:: Document excerpt
Lorenzo Musetti's Acapulco run was ended by Stefanos Tsitsipas without much fuss on Saturday. But over the course of the week Musetti gave the fans in the Mexican city - and also in the rest of the world - more than a few glimpses of his irresistible talent.
It goes without saying that the Italian prodigy, who had to go through qualifying just to enter the main draw, will have a lot of positives to take from the tournament. Not only did Musetti reach his first ever semifinal at the ATP 500 level, but he also ensured that on the coming Monday he will join countryman Jannik Sinner as the only two teenagers to be ranked in the top 100.
Born in 2002, Lorenzo Musetti has been touted by many as the future of men's tennis - along with Sinner, Carlos Alcaraz and Holger Rune. Even Tsitsipas seemed to echo that sentiment after his win over Musetti, asserting that this isn't the last we've seen of the 19-year-old.
"We'll definitely see a lot from Lorenzo in the future," Tsitsipas said. "He has a wonderful one-handed backhand and creates lots of opportunities. He showed his level this week."
The Greek was spot on in singling out Musetti's backhand; the Italian already has one of the biggest single-handers in the world. Musetti's forehand is also capable of producing spectacular winners, but he tends to bank on his fluid backhand a little more.
One-handed backhands have become a rarity of sorts on the pro tour, with most players today employing two-handed backhands for stability. That is probably why a single-hander - already a more aesthetic shot - attracts even more attention whenever it makes an appearance on the court.
And when a young tyke like Lorenzo Musetti utilizes this dying art, this guilty pleasure, and still produces effective results, it becomes the talk of the tennis community.
The Lorenzo Musetti backhand: A shot heard around the world
Hardcore tennis fans would know that Acapulco isn't the first time Lorenzo Musetti has sizzled on the big stage. The Italian had first announced himself at the Rome Masters last year, after qualifying into the main draw of an ATP tournament for only the second time in his career.
Lorenzo Musetti put up an exemplary display of claycourt tennis to beat three-time Major champion Stan Wawrinka in the first round. He even bagelled Wawrinka in the first set, playing with razor-sharp precision on both wings.
The most striking feature of that match, however, was that Musetti outdid Wawrinka in the backhand-to-backhand rallies.
The Italian's swing path on the backhand allows him to hit the ball both early on the rise and from deep behind the baseline. When the 19-year-old winds up to hit his single-hander, it's almost like you hear the words "the wick has been lit" in your head.
The impeccable racket-head speed and timing on Lorenzo Musetti's backhand have prompted many fans and pundits to compare it with his idol Roger Federer, who has a similar take-back and wind-up. And if Musetti's trainer Simone Tartarini is to be believed, the 19-year-old is an idealist who prefers his powerful single-hander over his forehand.
::::
§ Task a: Echo the stretch from "The Lorenzo Musetti" through "in his career." in the tennis article, word for word.
:: Data to process
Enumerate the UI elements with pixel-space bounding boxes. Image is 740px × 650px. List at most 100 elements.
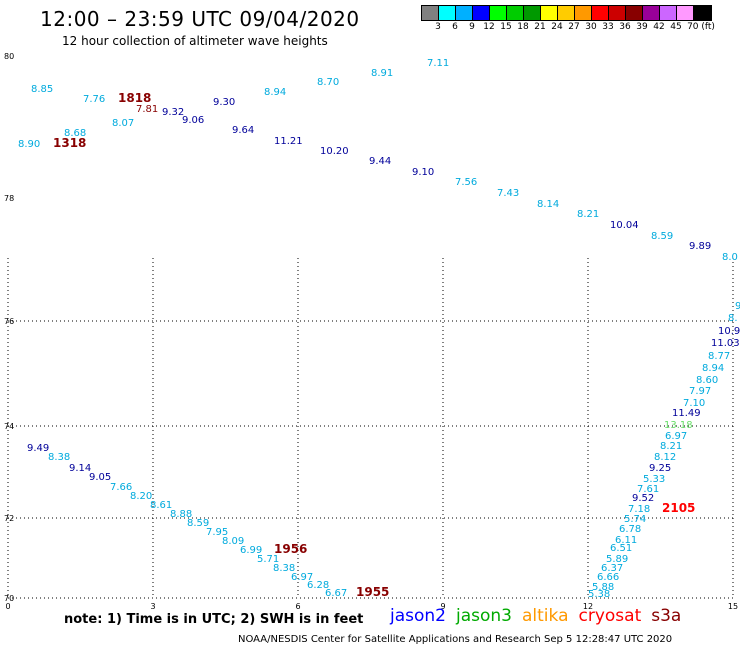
wave-height-value: 9.44 (369, 156, 391, 167)
wave-height-value: 8.14 (537, 199, 559, 210)
legend-label: 21 (534, 22, 546, 32)
legend-swatch (643, 6, 660, 20)
wave-height-value: 7.97 (689, 386, 711, 397)
legend-swatch (439, 6, 456, 20)
legend-swatch (473, 6, 490, 20)
wave-height-value: 5.74 (624, 514, 646, 525)
wave-height-value: 6.28 (307, 580, 329, 591)
wave-height-value: 9.89 (689, 241, 711, 252)
wave-height-value: 8.09 (222, 536, 244, 547)
y-axis-tick: 74 (4, 422, 14, 431)
legend-swatch (626, 6, 643, 20)
wave-height-value: 10.20 (320, 146, 349, 157)
wave-height-value: 8.85 (31, 84, 53, 95)
wave-height-value: 7.76 (83, 94, 105, 105)
legend-label: 6 (452, 22, 458, 32)
wave-height-value: 8.61 (150, 500, 172, 511)
legend-swatch (541, 6, 558, 20)
wave-height-value: 13.18 (664, 420, 693, 431)
wave-height-value: 8.94 (264, 87, 286, 98)
wave-height-value: 5.89 (606, 554, 628, 565)
legend-label: 45 (670, 22, 682, 32)
wave-height-value: 8.88 (170, 509, 192, 520)
pass-time: 1956 (274, 542, 307, 556)
wave-height-value: 8.38 (48, 452, 70, 463)
legend-swatch (609, 6, 626, 20)
wave-height-value: 7.56 (455, 177, 477, 188)
wave-height-value: 5.88 (592, 582, 614, 593)
wave-height-value: 8.59 (187, 518, 209, 529)
wave-height-value: 8.91 (371, 68, 393, 79)
y-axis-tick: 72 (4, 514, 14, 523)
wave-height-value: 8.12 (654, 452, 676, 463)
wave-height-value: 8.0 (722, 252, 738, 263)
wave-height-value: 8.77 (708, 351, 730, 362)
wave-height-value: 9.52 (632, 493, 654, 504)
credit-line: NOAA/NESDIS Center for Satellite Applica… (238, 634, 673, 645)
legend-swatch (490, 6, 507, 20)
pass-time: 1955 (356, 585, 389, 599)
satellite-s3a: s3a (651, 606, 682, 626)
wave-height-value: 9.10 (412, 167, 434, 178)
footnote: note: 1) Time is in UTC; 2) SWH is in fe… (64, 612, 364, 627)
legend-swatch (507, 6, 524, 20)
page-title: 12:00 – 23:59 UTC 09/04/2020 (40, 7, 360, 31)
wave-height-value: 9.32 (162, 107, 184, 118)
wave-height-value: 9.30 (213, 97, 235, 108)
x-axis-tick: 6 (295, 602, 300, 611)
legend-label: 24 (551, 22, 563, 32)
wave-height-value: 6.37 (601, 563, 623, 574)
legend-swatch (660, 6, 677, 20)
wave-height-value: 9.64 (232, 125, 254, 136)
wave-height-value: 9.14 (69, 463, 91, 474)
legend-swatch (694, 6, 711, 20)
satellite-legend: jason2 jason3 altika cryosat s3a (390, 606, 691, 626)
x-axis-tick: 9 (440, 602, 445, 611)
wave-height-value: 8.68 (64, 128, 86, 139)
wave-height-value: 7.18 (628, 504, 650, 515)
wave-height-value: 7.11 (427, 58, 449, 69)
legend-label: 18 (517, 22, 529, 32)
wave-height-value: 8.07 (112, 118, 134, 129)
wave-height-value: 9.05 (89, 472, 111, 483)
wave-height-value: 10.04 (610, 220, 639, 231)
y-axis-tick: 80 (4, 52, 14, 61)
satellite-cryosat: cryosat (578, 606, 642, 626)
wave-height-value: 6.97 (665, 431, 687, 442)
wave-height-value: 8. (728, 313, 738, 324)
legend-label: 36 (619, 22, 631, 32)
legend-label: 12 (483, 22, 495, 32)
wave-height-value: 8.94 (702, 363, 724, 374)
legend-label: 42 (653, 22, 665, 32)
x-axis-tick: 12 (583, 602, 593, 611)
legend-swatch (592, 6, 609, 20)
satellite-jason3: jason3 (456, 606, 512, 626)
legend-label: 70 (ft) (687, 22, 715, 32)
legend-swatch (558, 6, 575, 20)
wave-height-value: 9.49 (27, 443, 49, 454)
legend-label: 33 (602, 22, 614, 32)
wave-height-value: 6.67 (325, 588, 347, 599)
wave-height-observations: 8.85 7.76 7.81 9.329.06 9.30 8.94 8.70 8.91 7.11… (18, 58, 740, 600)
wave-height-value: 7.66 (110, 482, 132, 493)
satellite-jason2: jason2 (390, 606, 446, 626)
wave-height-value: 6.97 (291, 572, 313, 583)
legend-label: 9 (469, 22, 475, 32)
pass-time: 2105 (662, 501, 695, 515)
wave-height-value: 10.9 (718, 326, 740, 337)
wave-height-value: 6.99 (240, 545, 262, 556)
wave-height-value: 8.21 (577, 209, 599, 220)
page-subtitle: 12 hour collection of altimeter wave hei… (62, 34, 328, 48)
satellite-altika: altika (522, 606, 569, 626)
wave-height-value: 5.38 (588, 589, 610, 600)
x-axis-tick: 15 (728, 602, 738, 611)
grid-lines (7, 258, 734, 599)
wave-height-value: 6.11 (615, 535, 637, 546)
wave-height-value: 6.51 (610, 543, 632, 554)
wave-height-value: 8.59 (651, 231, 673, 242)
wave-height-value: 8.70 (317, 77, 339, 88)
wave-height-value: 11.03 (711, 338, 740, 349)
legend-label: 3 (435, 22, 441, 32)
wave-height-value: 7.61 (637, 484, 659, 495)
::::
§ Task b: Duplicate the stretch of rows from the line containing "wave-height-value: 9.44 (369, 156, 391, 167)" through the line containing "wave-height-value: 8.68 (64, 128, 86, 139)", both included, with nothing else.

§ Expected answer a:
The Lorenzo Musetti backhand: A shot heard around the world
Hardcore tennis fans would know that Acapulco isn't the first time Lorenzo Musetti has sizzled on the big stage. The Italian had first announced himself at the Rome Masters last year, after qualifying into the main draw of an ATP tournament for only the second time in his career.

§ Expected answer b:
wave-height-value: 9.44 (369, 156, 391, 167)
wave-height-value: 8.14 (537, 199, 559, 210)
legend-label: 21 (534, 22, 546, 32)
legend-swatch (643, 6, 660, 20)
wave-height-value: 7.97 (689, 386, 711, 397)
legend-swatch (439, 6, 456, 20)
legend-swatch (473, 6, 490, 20)
wave-height-value: 5.74 (624, 514, 646, 525)
wave-height-value: 6.28 (307, 580, 329, 591)
wave-height-value: 9.89 (689, 241, 711, 252)
wave-height-value: 8.09 (222, 536, 244, 547)
y-axis-tick: 74 (4, 422, 14, 431)
legend-swatch (626, 6, 643, 20)
wave-height-value: 10.20 (320, 146, 349, 157)
wave-height-value: 8.85 (31, 84, 53, 95)
wave-height-value: 7.76 (83, 94, 105, 105)
legend-label: 6 (452, 22, 458, 32)
wave-height-value: 8.61 (150, 500, 172, 511)
legend-swatch (541, 6, 558, 20)
wave-height-value: 13.18 (664, 420, 693, 431)
wave-height-value: 8.94 (264, 87, 286, 98)
wave-height-value: 5.89 (606, 554, 628, 565)
legend-label: 45 (670, 22, 682, 32)
wave-height-value: 8.88 (170, 509, 192, 520)
pass-time: 1956 (274, 542, 307, 556)
wave-height-value: 8.38 (48, 452, 70, 463)
legend-swatch (609, 6, 626, 20)
wave-height-value: 7.56 (455, 177, 477, 188)
wave-height-value: 5.88 (592, 582, 614, 593)
wave-height-value: 8.59 (187, 518, 209, 529)
wave-height-value: 8.91 (371, 68, 393, 79)
y-axis-tick: 72 (4, 514, 14, 523)
wave-height-value: 8.12 (654, 452, 676, 463)
wave-height-value: 8.0 (722, 252, 738, 263)
wave-height-value: 8.77 (708, 351, 730, 362)
wave-height-value: 9.52 (632, 493, 654, 504)
credit-line: NOAA/NESDIS Center for Satellite Applica… (238, 634, 673, 645)
legend-swatch (490, 6, 507, 20)
pass-time: 1955 (356, 585, 389, 599)
satellite-s3a: s3a (651, 606, 682, 626)
wave-height-value: 9.10 (412, 167, 434, 178)
footnote: note: 1) Time is in UTC; 2) SWH is in fe… (64, 612, 364, 627)
legend-swatch (507, 6, 524, 20)
page-title: 12:00 – 23:59 UTC 09/04/2020 (40, 7, 360, 31)
wave-height-value: 9.32 (162, 107, 184, 118)
wave-height-value: 9.30 (213, 97, 235, 108)
x-axis-tick: 6 (295, 602, 300, 611)
legend-label: 24 (551, 22, 563, 32)
wave-height-value: 6.37 (601, 563, 623, 574)
legend-swatch (660, 6, 677, 20)
wave-height-value: 9.64 (232, 125, 254, 136)
wave-height-value: 9.14 (69, 463, 91, 474)
legend-swatch (694, 6, 711, 20)
satellite-legend: jason2 jason3 altika cryosat s3a (390, 606, 691, 626)
x-axis-tick: 9 (440, 602, 445, 611)
wave-height-value: 8.68 (64, 128, 86, 139)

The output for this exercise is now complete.